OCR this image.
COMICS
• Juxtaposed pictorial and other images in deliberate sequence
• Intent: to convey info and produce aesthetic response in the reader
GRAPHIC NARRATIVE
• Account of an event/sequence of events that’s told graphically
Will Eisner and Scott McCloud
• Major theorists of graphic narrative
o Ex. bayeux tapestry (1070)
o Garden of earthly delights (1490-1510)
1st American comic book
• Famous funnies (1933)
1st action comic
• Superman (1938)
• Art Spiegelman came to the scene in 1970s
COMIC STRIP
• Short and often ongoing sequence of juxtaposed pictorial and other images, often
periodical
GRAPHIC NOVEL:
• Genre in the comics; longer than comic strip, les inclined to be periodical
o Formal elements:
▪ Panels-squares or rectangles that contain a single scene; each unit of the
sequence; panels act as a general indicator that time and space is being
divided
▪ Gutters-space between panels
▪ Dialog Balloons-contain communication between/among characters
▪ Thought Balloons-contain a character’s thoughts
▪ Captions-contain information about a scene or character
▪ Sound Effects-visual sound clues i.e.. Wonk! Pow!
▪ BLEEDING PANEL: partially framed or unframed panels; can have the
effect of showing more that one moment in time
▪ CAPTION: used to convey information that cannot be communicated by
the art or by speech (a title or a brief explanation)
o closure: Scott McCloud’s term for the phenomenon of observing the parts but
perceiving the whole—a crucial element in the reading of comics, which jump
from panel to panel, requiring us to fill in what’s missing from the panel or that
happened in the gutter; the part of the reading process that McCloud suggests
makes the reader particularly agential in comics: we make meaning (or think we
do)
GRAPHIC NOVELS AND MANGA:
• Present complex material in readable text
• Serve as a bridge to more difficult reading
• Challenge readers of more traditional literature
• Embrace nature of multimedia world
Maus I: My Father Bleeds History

• Task: Search the records for the word "more". Copy every line that has it.

• Solution to the problem:
effect of showing more that one moment in time
• Serve as a bridge to more difficult reading
• Challenge readers of more traditional literature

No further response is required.